*WORK TO BE COMPLETED:* Reproduce each line from the records that holds "해당기간별".

----------

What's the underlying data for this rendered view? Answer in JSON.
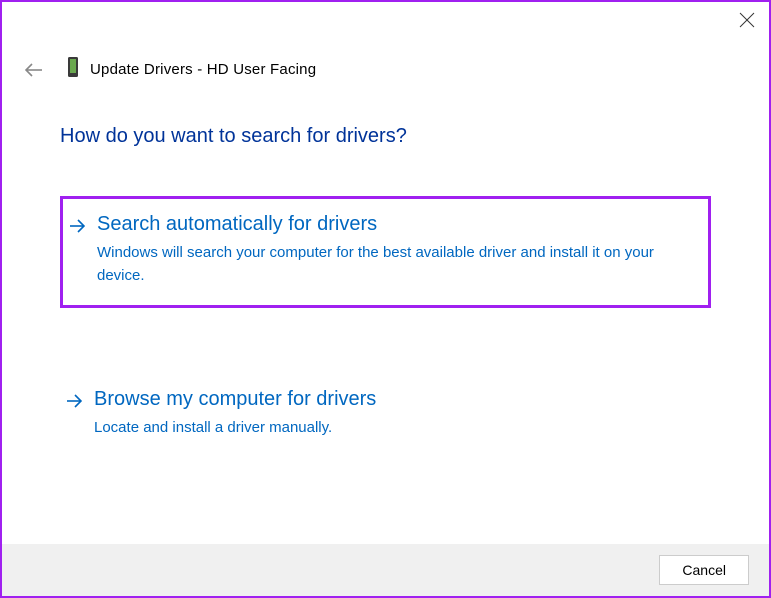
{
  "header": {
    "title": "Update Drivers - HD User Facing"
  },
  "main": {
    "prompt": "How do you want to search for drivers?",
    "options": [
      {
        "title": "Search automatically for drivers",
        "description": "Windows will search your computer for the best available driver and install it on your device."
      },
      {
        "title": "Browse my computer for drivers",
        "description": "Locate and install a driver manually."
      }
    ]
  },
  "footer": {
    "cancel_label": "Cancel"
  }
}
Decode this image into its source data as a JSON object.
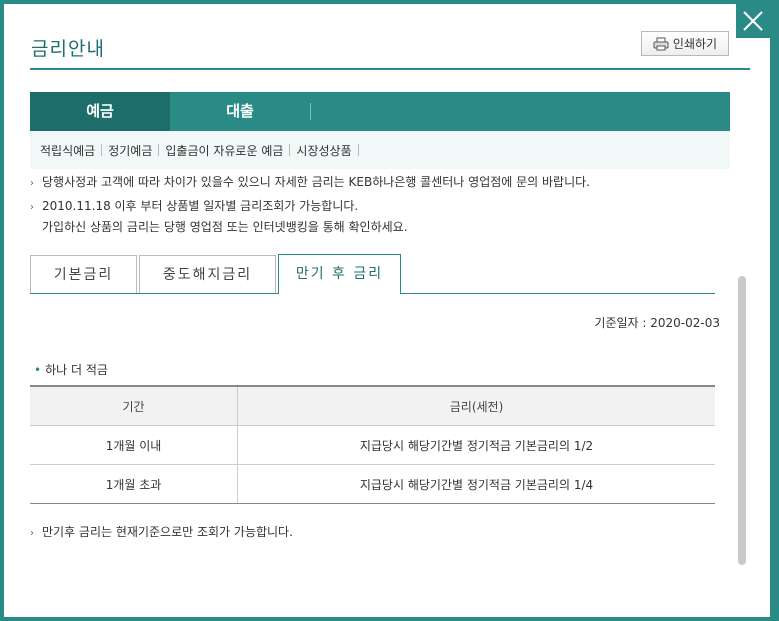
{
  "window": {
    "title": "금리안내",
    "print_label": "인쇄하기",
    "close_icon": "close-icon"
  },
  "main_tabs": [
    {
      "label": "예금",
      "active": true
    },
    {
      "label": "대출",
      "active": false
    }
  ],
  "sub_nav": [
    "적립식예금",
    "정기예금",
    "입출금이 자유로운 예금",
    "시장성상품"
  ],
  "notices": [
    "당행사정과 고객에 따라 차이가 있을수 있으니 자세한 금리는 KEB하나은행 콜센터나 영업점에 문의 바랍니다.",
    "2010.11.18 이후 부터 상품별 일자별 금리조회가 가능합니다.",
    "가입하신 상품의 금리는 당행 영업점 또는 인터넷뱅킹을 통해 확인하세요."
  ],
  "rate_tabs": [
    {
      "label": "기본금리",
      "active": false
    },
    {
      "label": "중도해지금리",
      "active": false
    },
    {
      "label": "만기 후 금리",
      "active": true
    }
  ],
  "base_date": "기준일자 : 2020-02-03",
  "product_name": "하나 더 적금",
  "table": {
    "headers": [
      "기간",
      "금리(세전)"
    ],
    "rows": [
      [
        "1개월 이내",
        "지급당시 해당기간별 정기적금 기본금리의 1/2"
      ],
      [
        "1개월 초과",
        "지급당시 해당기간별 정기적금 기본금리의 1/4"
      ]
    ]
  },
  "footnote": "만기후 금리는 현재기준으로만 조회가 가능합니다.",
  "colors": {
    "accent": "#2a8a86",
    "accent_dark": "#1d6e6b",
    "subnav_bg": "#f1f8f8"
  }
}
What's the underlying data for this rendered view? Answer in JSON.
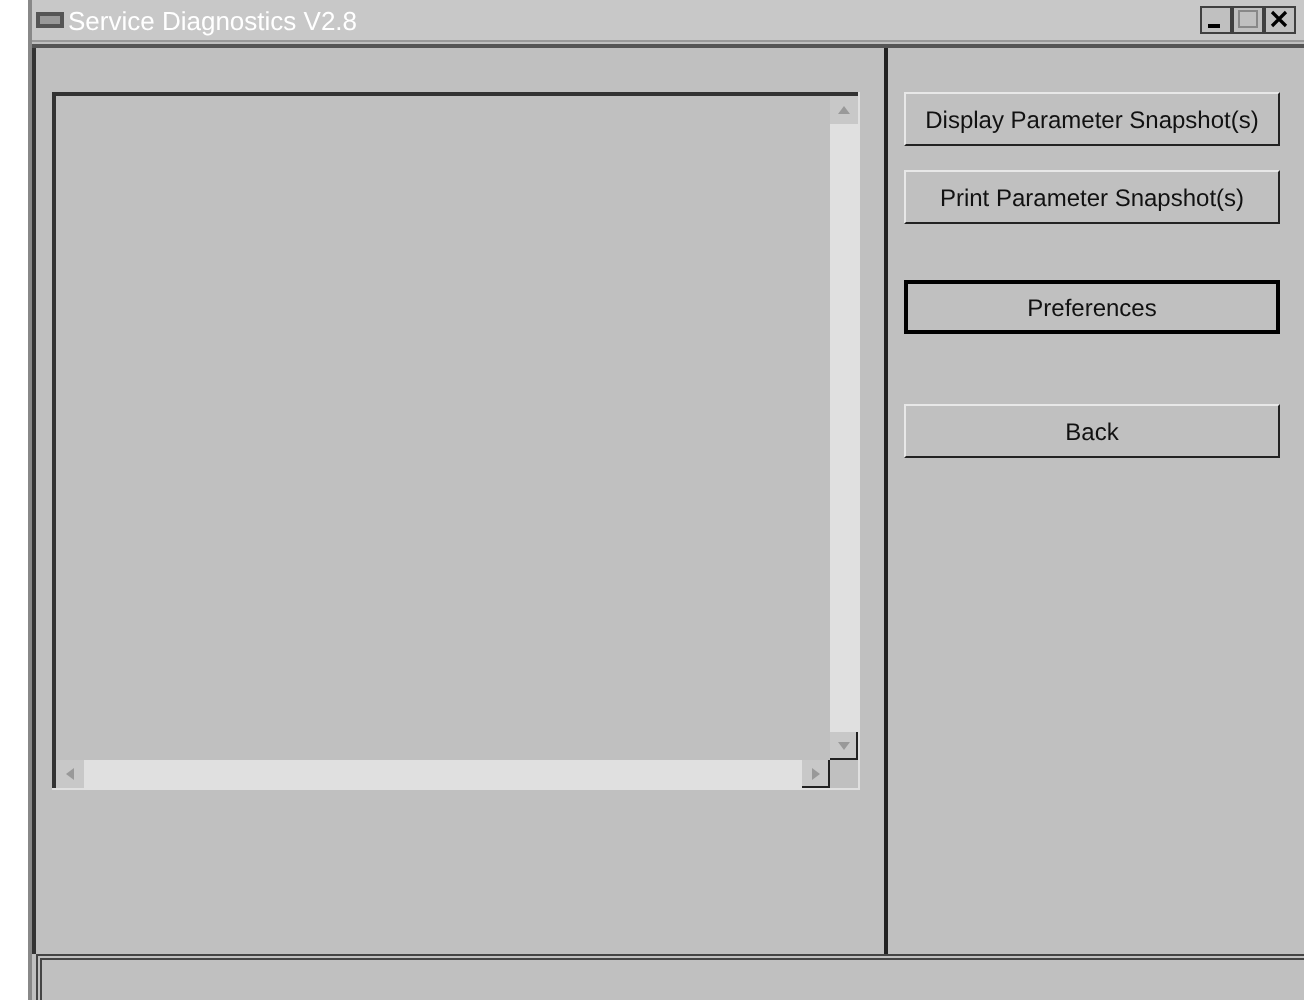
{
  "window": {
    "title": "Service Diagnostics  V2.8"
  },
  "buttons": [
    {
      "label": "Display Parameter Snapshot(s)",
      "focused": false
    },
    {
      "label": "Print Parameter Snapshot(s)",
      "focused": false
    },
    {
      "label": "Preferences",
      "focused": true
    },
    {
      "label": "Back",
      "focused": false
    }
  ]
}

----------

*ANSWER IN FULL:*
        "지급당시 해당기간별 정기적금 기본금리의 1/2"
        "지급당시 해당기간별 정기적금 기본금리의 1/4"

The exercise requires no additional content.